[OBJECTIVE]
The records that follow should be retyped word for word.

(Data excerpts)
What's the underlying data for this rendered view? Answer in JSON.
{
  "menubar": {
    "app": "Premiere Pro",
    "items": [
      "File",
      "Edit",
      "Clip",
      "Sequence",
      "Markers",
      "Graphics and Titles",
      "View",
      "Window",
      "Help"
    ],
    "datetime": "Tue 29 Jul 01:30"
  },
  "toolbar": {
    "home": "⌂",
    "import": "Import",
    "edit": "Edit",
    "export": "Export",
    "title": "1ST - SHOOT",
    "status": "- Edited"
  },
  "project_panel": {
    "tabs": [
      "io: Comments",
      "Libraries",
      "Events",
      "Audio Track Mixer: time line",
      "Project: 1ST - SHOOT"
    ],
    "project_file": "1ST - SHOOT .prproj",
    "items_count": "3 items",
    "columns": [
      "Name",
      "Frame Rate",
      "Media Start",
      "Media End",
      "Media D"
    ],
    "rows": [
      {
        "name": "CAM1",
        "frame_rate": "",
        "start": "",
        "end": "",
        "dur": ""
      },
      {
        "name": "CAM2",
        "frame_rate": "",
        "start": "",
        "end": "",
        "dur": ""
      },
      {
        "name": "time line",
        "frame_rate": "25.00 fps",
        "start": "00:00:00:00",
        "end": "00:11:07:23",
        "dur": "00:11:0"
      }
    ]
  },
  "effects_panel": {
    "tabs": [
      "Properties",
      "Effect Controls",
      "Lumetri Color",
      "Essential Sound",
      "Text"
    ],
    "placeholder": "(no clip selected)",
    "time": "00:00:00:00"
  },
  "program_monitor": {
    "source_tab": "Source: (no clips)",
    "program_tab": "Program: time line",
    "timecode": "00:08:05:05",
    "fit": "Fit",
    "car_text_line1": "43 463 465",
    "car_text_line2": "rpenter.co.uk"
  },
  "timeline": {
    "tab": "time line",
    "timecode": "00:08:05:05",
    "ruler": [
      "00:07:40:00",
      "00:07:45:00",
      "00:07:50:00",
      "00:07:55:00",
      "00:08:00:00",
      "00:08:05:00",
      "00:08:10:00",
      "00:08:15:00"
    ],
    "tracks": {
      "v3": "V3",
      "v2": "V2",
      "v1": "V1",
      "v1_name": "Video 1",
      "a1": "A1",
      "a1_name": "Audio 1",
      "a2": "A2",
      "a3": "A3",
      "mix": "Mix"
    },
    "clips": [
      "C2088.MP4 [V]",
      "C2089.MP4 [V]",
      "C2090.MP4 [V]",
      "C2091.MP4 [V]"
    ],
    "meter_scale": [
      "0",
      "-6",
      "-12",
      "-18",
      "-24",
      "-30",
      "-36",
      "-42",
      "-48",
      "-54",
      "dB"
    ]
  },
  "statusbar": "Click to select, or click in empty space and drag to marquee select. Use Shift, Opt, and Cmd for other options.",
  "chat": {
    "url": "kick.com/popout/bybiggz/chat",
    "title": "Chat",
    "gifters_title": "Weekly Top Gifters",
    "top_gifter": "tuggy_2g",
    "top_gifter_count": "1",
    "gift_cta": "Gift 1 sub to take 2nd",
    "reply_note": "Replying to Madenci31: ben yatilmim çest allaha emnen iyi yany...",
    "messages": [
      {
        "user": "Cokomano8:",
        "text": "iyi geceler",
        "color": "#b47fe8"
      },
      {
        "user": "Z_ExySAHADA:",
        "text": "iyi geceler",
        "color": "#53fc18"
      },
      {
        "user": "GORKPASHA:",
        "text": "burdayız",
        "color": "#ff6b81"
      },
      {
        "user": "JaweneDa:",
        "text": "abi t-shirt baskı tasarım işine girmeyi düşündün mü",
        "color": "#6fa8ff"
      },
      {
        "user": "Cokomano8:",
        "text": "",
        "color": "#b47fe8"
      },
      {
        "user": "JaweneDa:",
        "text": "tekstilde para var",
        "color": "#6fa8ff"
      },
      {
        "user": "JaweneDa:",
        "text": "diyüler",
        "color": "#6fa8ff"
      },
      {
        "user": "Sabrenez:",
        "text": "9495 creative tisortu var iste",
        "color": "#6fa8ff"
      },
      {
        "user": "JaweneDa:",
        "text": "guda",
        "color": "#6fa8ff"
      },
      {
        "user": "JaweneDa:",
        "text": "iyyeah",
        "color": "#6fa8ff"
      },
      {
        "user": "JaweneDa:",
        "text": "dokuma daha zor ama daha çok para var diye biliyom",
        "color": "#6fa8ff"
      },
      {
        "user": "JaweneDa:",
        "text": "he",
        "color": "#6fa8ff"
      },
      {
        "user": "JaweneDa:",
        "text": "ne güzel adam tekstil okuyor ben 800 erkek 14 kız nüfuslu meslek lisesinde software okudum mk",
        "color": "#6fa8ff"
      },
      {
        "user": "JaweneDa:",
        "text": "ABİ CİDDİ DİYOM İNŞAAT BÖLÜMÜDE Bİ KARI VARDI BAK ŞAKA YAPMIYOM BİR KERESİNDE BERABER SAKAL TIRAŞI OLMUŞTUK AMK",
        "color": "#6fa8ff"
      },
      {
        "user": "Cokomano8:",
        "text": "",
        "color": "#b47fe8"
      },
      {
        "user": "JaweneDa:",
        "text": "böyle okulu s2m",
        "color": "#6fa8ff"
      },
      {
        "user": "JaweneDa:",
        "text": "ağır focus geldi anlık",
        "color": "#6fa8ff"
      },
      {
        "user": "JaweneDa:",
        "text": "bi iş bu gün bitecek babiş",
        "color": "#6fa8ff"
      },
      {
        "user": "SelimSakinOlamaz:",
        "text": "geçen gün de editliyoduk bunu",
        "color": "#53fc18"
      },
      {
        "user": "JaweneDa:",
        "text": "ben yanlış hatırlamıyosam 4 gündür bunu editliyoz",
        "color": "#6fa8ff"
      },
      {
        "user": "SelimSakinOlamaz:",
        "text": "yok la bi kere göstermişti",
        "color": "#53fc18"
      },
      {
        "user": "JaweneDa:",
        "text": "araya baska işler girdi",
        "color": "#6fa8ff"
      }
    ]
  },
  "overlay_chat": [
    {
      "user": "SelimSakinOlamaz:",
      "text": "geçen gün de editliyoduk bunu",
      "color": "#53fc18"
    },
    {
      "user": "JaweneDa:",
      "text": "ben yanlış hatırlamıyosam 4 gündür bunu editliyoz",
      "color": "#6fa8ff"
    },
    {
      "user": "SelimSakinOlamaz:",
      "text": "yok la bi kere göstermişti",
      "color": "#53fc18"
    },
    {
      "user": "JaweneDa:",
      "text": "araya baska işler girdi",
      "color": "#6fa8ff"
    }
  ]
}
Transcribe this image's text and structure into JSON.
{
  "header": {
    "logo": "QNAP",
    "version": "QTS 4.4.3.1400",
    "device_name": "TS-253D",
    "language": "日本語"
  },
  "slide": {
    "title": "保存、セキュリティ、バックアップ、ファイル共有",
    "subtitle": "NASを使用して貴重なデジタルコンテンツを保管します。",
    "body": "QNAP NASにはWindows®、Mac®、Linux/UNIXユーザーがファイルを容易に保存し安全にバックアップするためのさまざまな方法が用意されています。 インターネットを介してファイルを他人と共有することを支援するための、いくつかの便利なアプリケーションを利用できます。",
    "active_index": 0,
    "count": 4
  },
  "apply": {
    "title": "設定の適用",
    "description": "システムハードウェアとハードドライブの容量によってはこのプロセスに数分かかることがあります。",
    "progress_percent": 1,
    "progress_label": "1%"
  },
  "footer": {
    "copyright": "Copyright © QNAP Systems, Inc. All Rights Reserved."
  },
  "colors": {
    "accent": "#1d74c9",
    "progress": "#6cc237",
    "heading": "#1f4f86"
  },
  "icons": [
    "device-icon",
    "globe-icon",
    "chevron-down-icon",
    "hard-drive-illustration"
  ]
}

[REPLY]
What's the underlying data for this rendered view? Answer in JSON.
{
  "menubar": {
    "app": "Premiere Pro",
    "items": [
      "File",
      "Edit",
      "Clip",
      "Sequence",
      "Markers",
      "Graphics and Titles",
      "View",
      "Window",
      "Help"
    ],
    "datetime": "Tue 29 Jul 01:30"
  },
  "toolbar": {
    "home": "⌂",
    "import": "Import",
    "edit": "Edit",
    "export": "Export",
    "title": "1ST - SHOOT",
    "status": "- Edited"
  },
  "project_panel": {
    "tabs": [
      "io: Comments",
      "Libraries",
      "Events",
      "Audio Track Mixer: time line",
      "Project: 1ST - SHOOT"
    ],
    "project_file": "1ST - SHOOT .prproj",
    "items_count": "3 items",
    "columns": [
      "Name",
      "Frame Rate",
      "Media Start",
      "Media End",
      "Media D"
    ],
    "rows": [
      {
        "name": "CAM1",
        "frame_rate": "",
        "start": "",
        "end": "",
        "dur": ""
      },
      {
        "name": "CAM2",
        "frame_rate": "",
        "start": "",
        "end": "",
        "dur": ""
      },
      {
        "name": "time line",
        "frame_rate": "25.00 fps",
        "start": "00:00:00:00",
        "end": "00:11:07:23",
        "dur": "00:11:0"
      }
    ]
  },
  "effects_panel": {
    "tabs": [
      "Properties",
      "Effect Controls",
      "Lumetri Color",
      "Essential Sound",
      "Text"
    ],
    "placeholder": "(no clip selected)",
    "time": "00:00:00:00"
  },
  "program_monitor": {
    "source_tab": "Source: (no clips)",
    "program_tab": "Program: time line",
    "timecode": "00:08:05:05",
    "fit": "Fit",
    "car_text_line1": "43 463 465",
    "car_text_line2": "rpenter.co.uk"
  },
  "timeline": {
    "tab": "time line",
    "timecode": "00:08:05:05",
    "ruler": [
      "00:07:40:00",
      "00:07:45:00",
      "00:07:50:00",
      "00:07:55:00",
      "00:08:00:00",
      "00:08:05:00",
      "00:08:10:00",
      "00:08:15:00"
    ],
    "tracks": {
      "v3": "V3",
      "v2": "V2",
      "v1": "V1",
      "v1_name": "Video 1",
      "a1": "A1",
      "a1_name": "Audio 1",
      "a2": "A2",
      "a3": "A3",
      "mix": "Mix"
    },
    "clips": [
      "C2088.MP4 [V]",
      "C2089.MP4 [V]",
      "C2090.MP4 [V]",
      "C2091.MP4 [V]"
    ],
    "meter_scale": [
      "0",
      "-6",
      "-12",
      "-18",
      "-24",
      "-30",
      "-36",
      "-42",
      "-48",
      "-54",
      "dB"
    ]
  },
  "statusbar": "Click to select, or click in empty space and drag to marquee select. Use Shift, Opt, and Cmd for other options.",
  "chat": {
    "url": "kick.com/popout/bybiggz/chat",
    "title": "Chat",
    "gifters_title": "Weekly Top Gifters",
    "top_gifter": "tuggy_2g",
    "top_gifter_count": "1",
    "gift_cta": "Gift 1 sub to take 2nd",
    "reply_note": "Replying to Madenci31: ben yatilmim çest allaha emnen iyi yany...",
    "messages": [
      {
        "user": "Cokomano8:",
        "text": "iyi geceler",
        "color": "#b47fe8"
      },
      {
        "user": "Z_ExySAHADA:",
        "text": "iyi geceler",
        "color": "#53fc18"
      },
      {
        "user": "GORKPASHA:",
        "text": "burdayız",
        "color": "#ff6b81"
      },
      {
        "user": "JaweneDa:",
        "text": "abi t-shirt baskı tasarım işine girmeyi düşündün mü",
        "color": "#6fa8ff"
      },
      {
        "user": "Cokomano8:",
        "text": "",
        "color": "#b47fe8"
      },
      {
        "user": "JaweneDa:",
        "text": "tekstilde para var",
        "color": "#6fa8ff"
      },
      {
        "user": "JaweneDa:",
        "text": "diyüler",
        "color": "#6fa8ff"
      },
      {
        "user": "Sabrenez:",
        "text": "9495 creative tisortu var iste",
        "color": "#6fa8ff"
      },
      {
        "user": "JaweneDa:",
        "text": "guda",
        "color": "#6fa8ff"
      },
      {
        "user": "JaweneDa:",
        "text": "iyyeah",
        "color": "#6fa8ff"
      },
      {
        "user": "JaweneDa:",
        "text": "dokuma daha zor ama daha çok para var diye biliyom",
        "color": "#6fa8ff"
      },
      {
        "user": "JaweneDa:",
        "text": "he",
        "color": "#6fa8ff"
      },
      {
        "user": "JaweneDa:",
        "text": "ne güzel adam tekstil okuyor ben 800 erkek 14 kız nüfuslu meslek lisesinde software okudum mk",
        "color": "#6fa8ff"
      },
      {
        "user": "JaweneDa:",
        "text": "ABİ CİDDİ DİYOM İNŞAAT BÖLÜMÜDE Bİ KARI VARDI BAK ŞAKA YAPMIYOM BİR KERESİNDE BERABER SAKAL TIRAŞI OLMUŞTUK AMK",
        "color": "#6fa8ff"
      },
      {
        "user": "Cokomano8:",
        "text": "",
        "color": "#b47fe8"
      },
      {
        "user": "JaweneDa:",
        "text": "böyle okulu s2m",
        "color": "#6fa8ff"
      },
      {
        "user": "JaweneDa:",
        "text": "ağır focus geldi anlık",
        "color": "#6fa8ff"
      },
      {
        "user": "JaweneDa:",
        "text": "bi iş bu gün bitecek babiş",
        "color": "#6fa8ff"
      },
      {
        "user": "SelimSakinOlamaz:",
        "text": "geçen gün de editliyoduk bunu",
        "color": "#53fc18"
      },
      {
        "user": "JaweneDa:",
        "text": "ben yanlış hatırlamıyosam 4 gündür bunu editliyoz",
        "color": "#6fa8ff"
      },
      {
        "user": "SelimSakinOlamaz:",
        "text": "yok la bi kere göstermişti",
        "color": "#53fc18"
      },
      {
        "user": "JaweneDa:",
        "text": "araya baska işler girdi",
        "color": "#6fa8ff"
      }
    ]
  },
  "overlay_chat": [
    {
      "user": "SelimSakinOlamaz:",
      "text": "geçen gün de editliyoduk bunu",
      "color": "#53fc18"
    },
    {
      "user": "JaweneDa:",
      "text": "ben yanlış hatırlamıyosam 4 gündür bunu editliyoz",
      "color": "#6fa8ff"
    },
    {
      "user": "SelimSakinOlamaz:",
      "text": "yok la bi kere göstermişti",
      "color": "#53fc18"
    },
    {
      "user": "JaweneDa:",
      "text": "araya baska işler girdi",
      "color": "#6fa8ff"
    }
  ]
}
Transcribe this image's text and structure into JSON.
{
  "header": {
    "logo": "QNAP",
    "version": "QTS 4.4.3.1400",
    "device_name": "TS-253D",
    "language": "日本語"
  },
  "slide": {
    "title": "保存、セキュリティ、バックアップ、ファイル共有",
    "subtitle": "NASを使用して貴重なデジタルコンテンツを保管します。",
    "body": "QNAP NASにはWindows®、Mac®、Linux/UNIXユーザーがファイルを容易に保存し安全にバックアップするためのさまざまな方法が用意されています。 インターネットを介してファイルを他人と共有することを支援するための、いくつかの便利なアプリケーションを利用できます。",
    "active_index": 0,
    "count": 4
  },
  "apply": {
    "title": "設定の適用",
    "description": "システムハードウェアとハードドライブの容量によってはこのプロセスに数分かかることがあります。",
    "progress_percent": 1,
    "progress_label": "1%"
  },
  "footer": {
    "copyright": "Copyright © QNAP Systems, Inc. All Rights Reserved."
  },
  "colors": {
    "accent": "#1d74c9",
    "progress": "#6cc237",
    "heading": "#1f4f86"
  },
  "icons": [
    "device-icon",
    "globe-icon",
    "chevron-down-icon",
    "hard-drive-illustration"
  ]
}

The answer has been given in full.